## Start DATA IN THIS EXERCISE
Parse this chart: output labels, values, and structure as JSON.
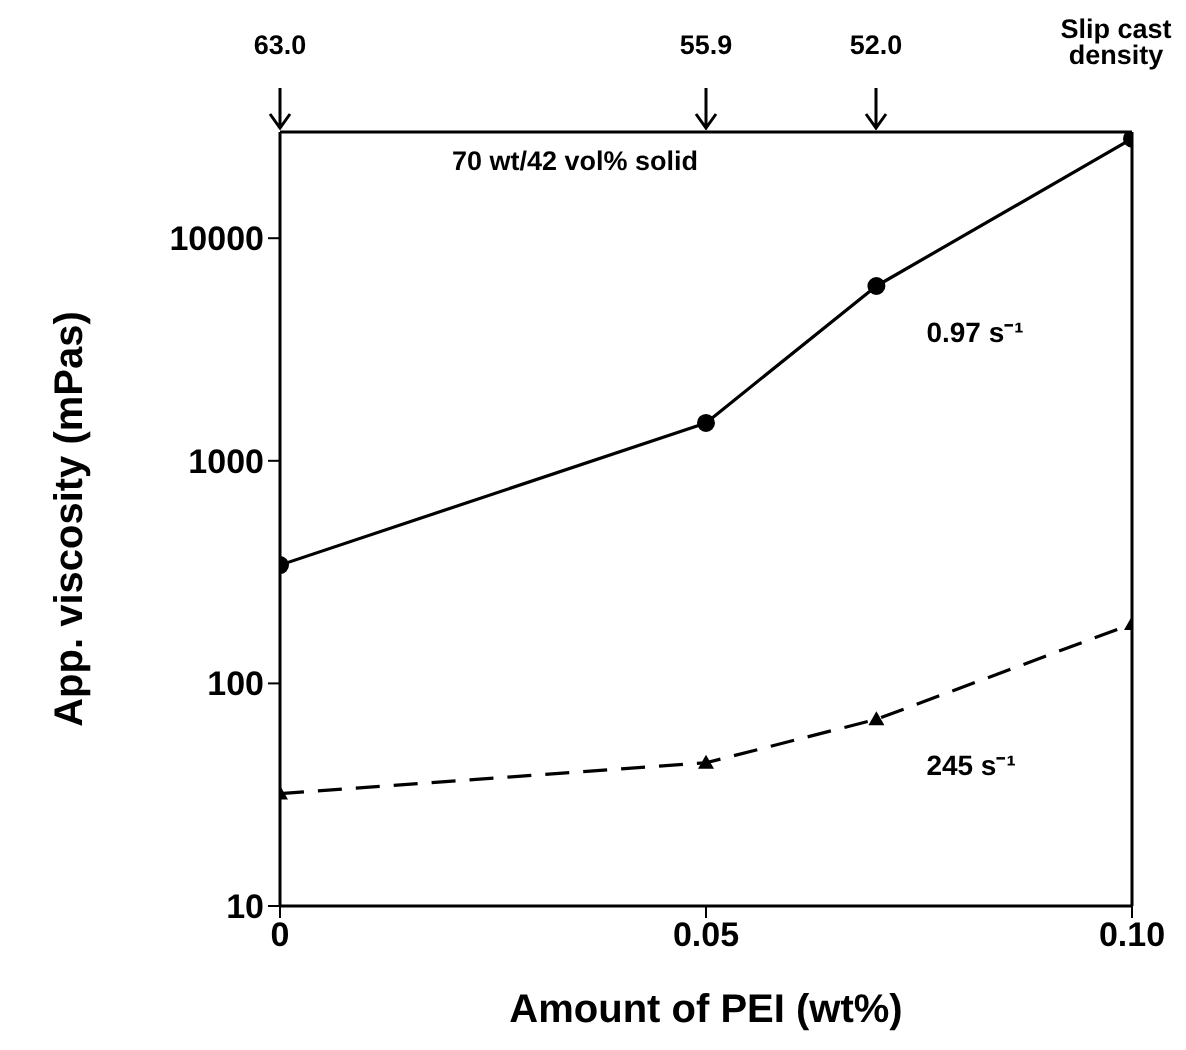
{
  "chart_data": {
    "type": "line",
    "xlabel": "Amount of PEI (wt%)",
    "ylabel": "App. viscosity (mPas)",
    "x": [
      0,
      0.05,
      0.07,
      0.1
    ],
    "series": [
      {
        "name": "0.97 s⁻¹",
        "color": "#000000",
        "values": [
          340,
          1480,
          6100,
          28000
        ],
        "marker": "circle",
        "line_style": "solid"
      },
      {
        "name": "245 s⁻¹",
        "color": "#000000",
        "values": [
          32,
          44,
          69,
          185
        ],
        "marker": "triangle",
        "line_style": "dashed"
      }
    ],
    "xlim": [
      0,
      0.1
    ],
    "xticks": [
      0,
      0.05,
      {
        "value": 0.1,
        "label": "0.10"
      }
    ],
    "ylim": [
      10,
      30000
    ],
    "yticks": [
      10,
      100,
      1000,
      10000
    ],
    "log": "y",
    "grid": false,
    "legend": false,
    "annotations": [
      "70 wt/42 vol% solid",
      "Slip cast density",
      "63.0",
      "55.9",
      "52.0"
    ]
  }
}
## End DATA IN THIS EXERCISE
PROBLEM TO SOLVE. Pictures stay out of the copy; please restate every record above exactly.

TASK SOLUTION.
Parse this chart: output labels, values, and structure as JSON.
{
  "chart_data": {
    "type": "line",
    "xlabel": "Amount of PEI (wt%)",
    "ylabel": "App. viscosity (mPas)",
    "x": [
      0,
      0.05,
      0.07,
      0.1
    ],
    "series": [
      {
        "name": "0.97 s⁻¹",
        "color": "#000000",
        "values": [
          340,
          1480,
          6100,
          28000
        ],
        "marker": "circle",
        "line_style": "solid"
      },
      {
        "name": "245 s⁻¹",
        "color": "#000000",
        "values": [
          32,
          44,
          69,
          185
        ],
        "marker": "triangle",
        "line_style": "dashed"
      }
    ],
    "xlim": [
      0,
      0.1
    ],
    "xticks": [
      0,
      0.05,
      {
        "value": 0.1,
        "label": "0.10"
      }
    ],
    "ylim": [
      10,
      30000
    ],
    "yticks": [
      10,
      100,
      1000,
      10000
    ],
    "log": "y",
    "grid": false,
    "legend": false,
    "annotations": [
      "70 wt/42 vol% solid",
      "Slip cast density",
      "63.0",
      "55.9",
      "52.0"
    ]
  }
}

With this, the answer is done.